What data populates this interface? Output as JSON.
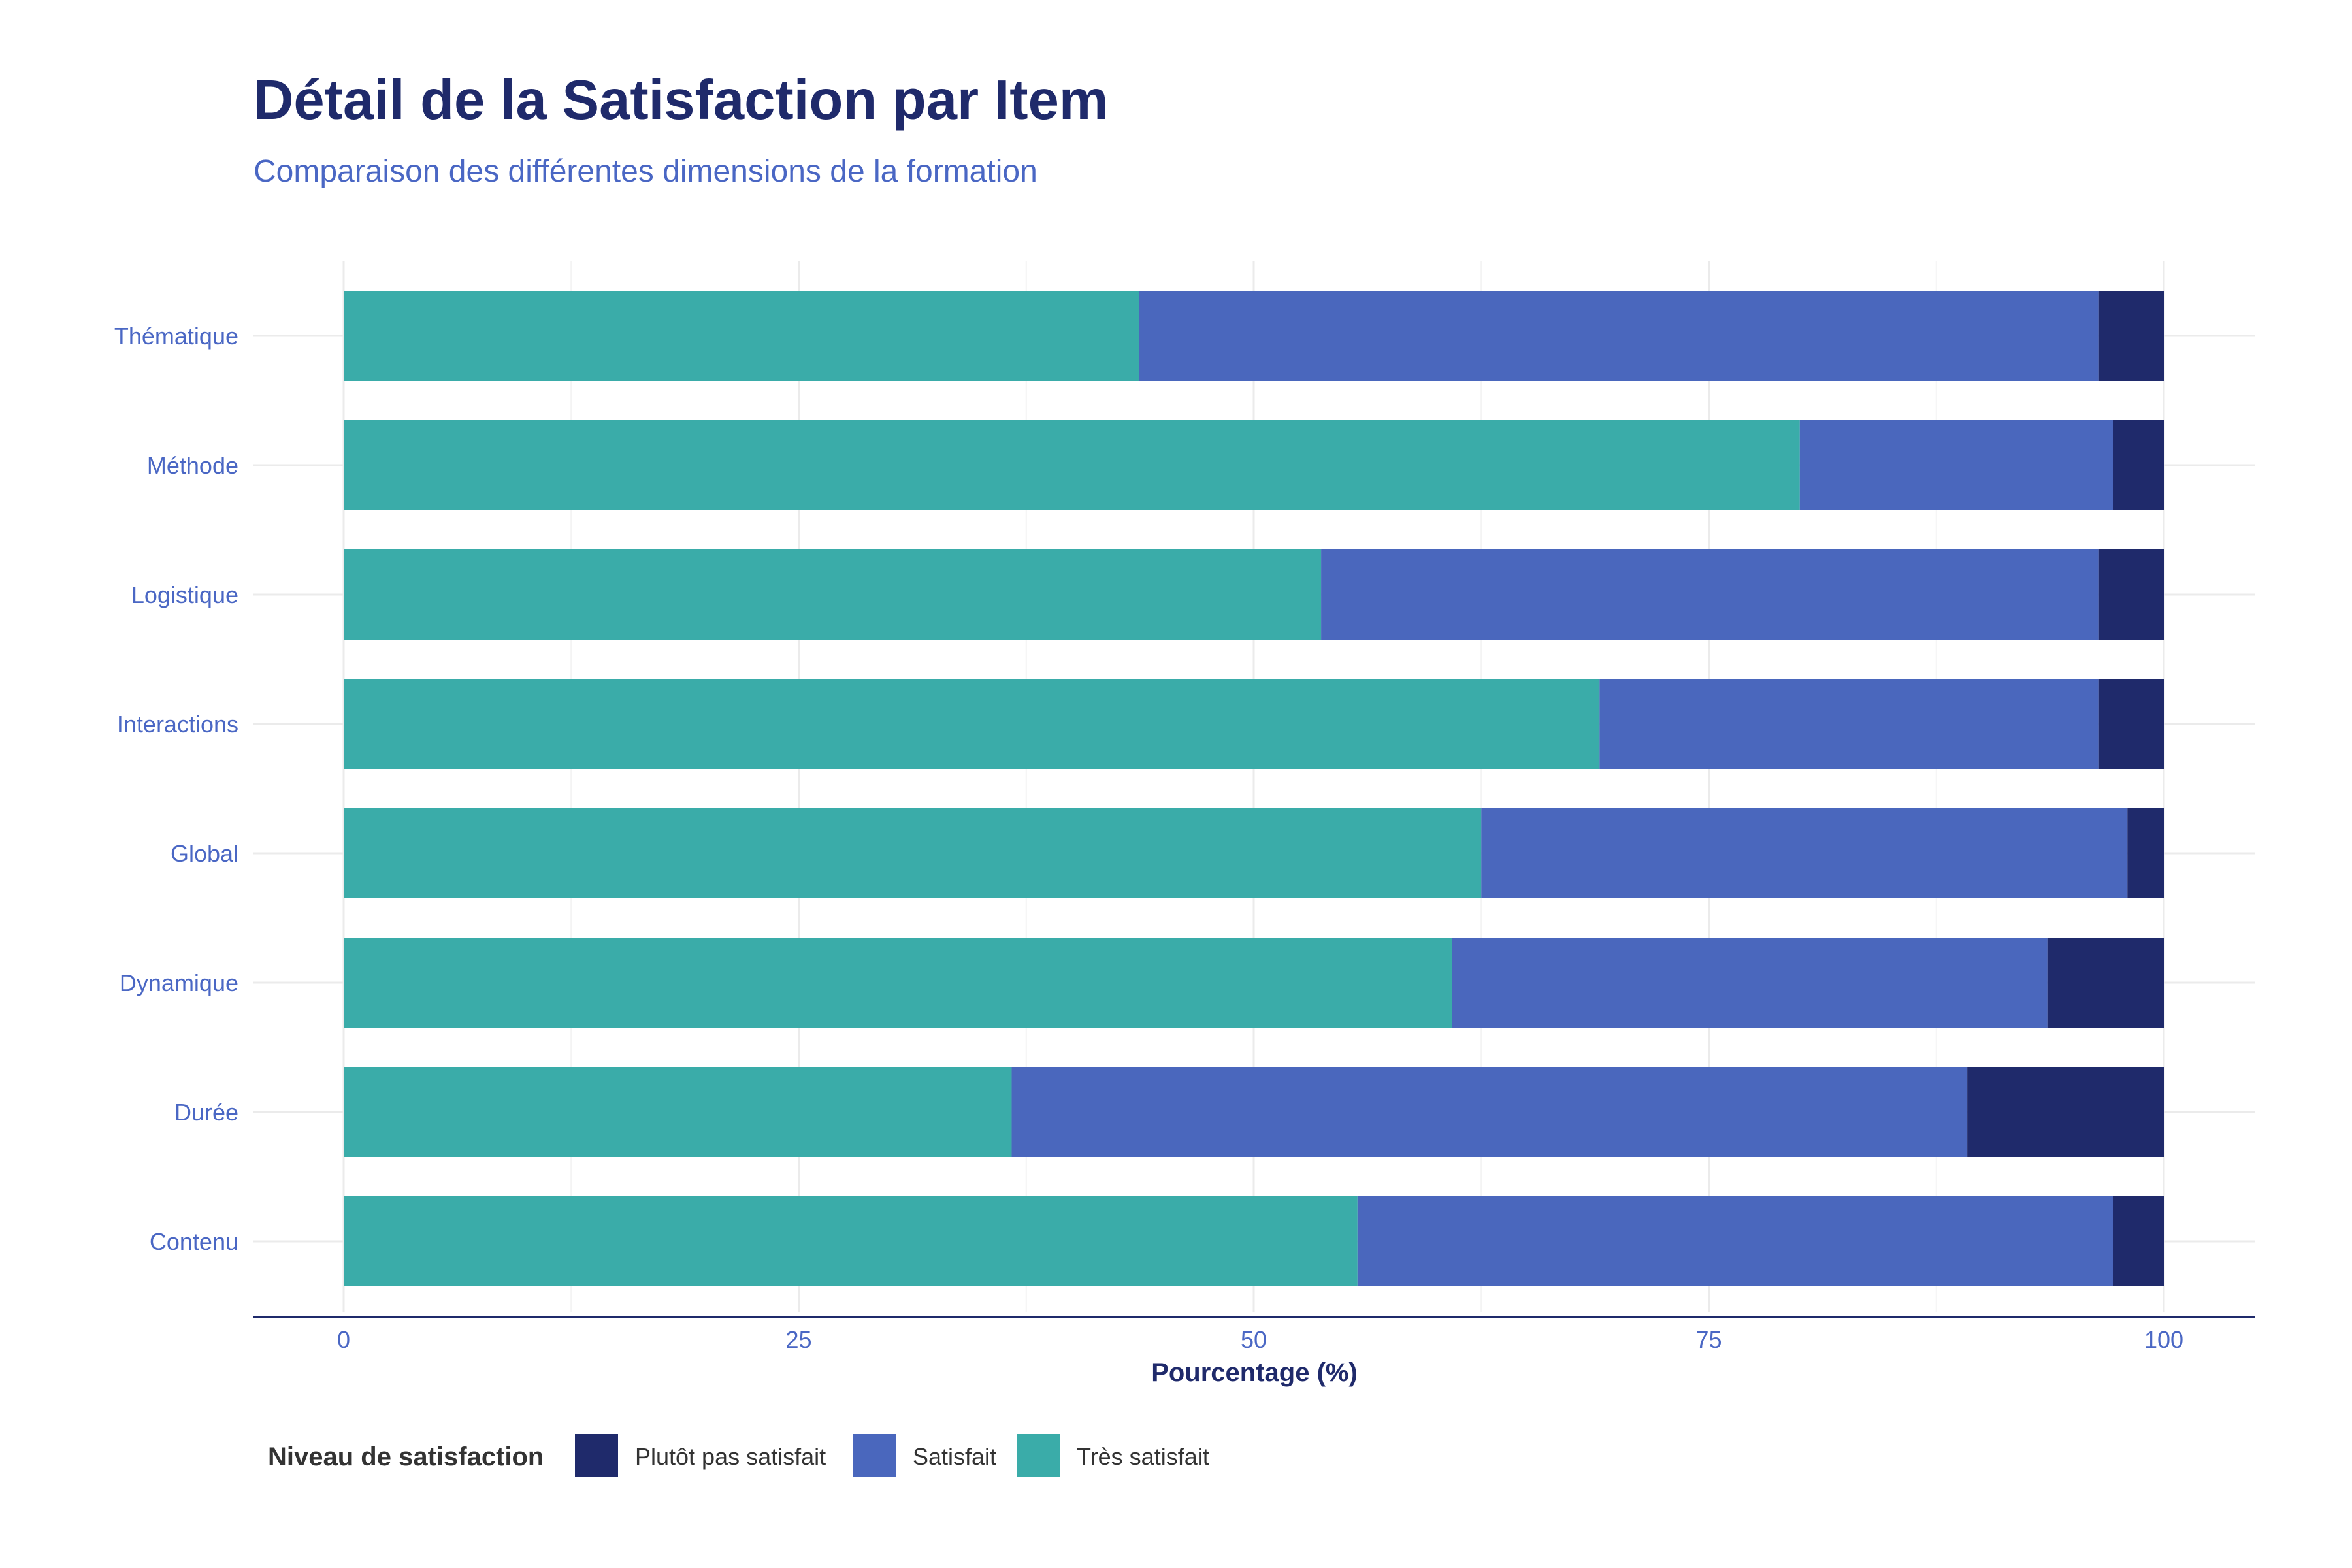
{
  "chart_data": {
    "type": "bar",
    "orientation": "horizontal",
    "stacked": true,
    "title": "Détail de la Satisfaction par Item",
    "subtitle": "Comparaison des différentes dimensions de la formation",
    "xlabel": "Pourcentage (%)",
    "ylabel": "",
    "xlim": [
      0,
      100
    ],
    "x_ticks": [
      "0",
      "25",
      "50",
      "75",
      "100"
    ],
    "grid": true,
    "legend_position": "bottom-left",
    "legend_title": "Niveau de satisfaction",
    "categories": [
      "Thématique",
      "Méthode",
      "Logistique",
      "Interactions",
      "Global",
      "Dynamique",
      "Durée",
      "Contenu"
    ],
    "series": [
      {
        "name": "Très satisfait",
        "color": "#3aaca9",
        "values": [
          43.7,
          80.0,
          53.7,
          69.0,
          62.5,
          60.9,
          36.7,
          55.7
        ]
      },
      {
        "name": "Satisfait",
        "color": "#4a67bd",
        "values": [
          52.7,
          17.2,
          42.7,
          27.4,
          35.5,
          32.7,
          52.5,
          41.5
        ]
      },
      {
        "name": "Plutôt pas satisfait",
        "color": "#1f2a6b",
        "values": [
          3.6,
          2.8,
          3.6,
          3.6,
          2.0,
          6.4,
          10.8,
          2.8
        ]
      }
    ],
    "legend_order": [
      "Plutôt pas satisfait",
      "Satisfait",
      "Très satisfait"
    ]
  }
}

________________________________________

• **REQUIREMENT**: Going through the entries above line by line, work out how many lines include the word "name". Only the number is required.

• **OUTPUT BELOW**: 3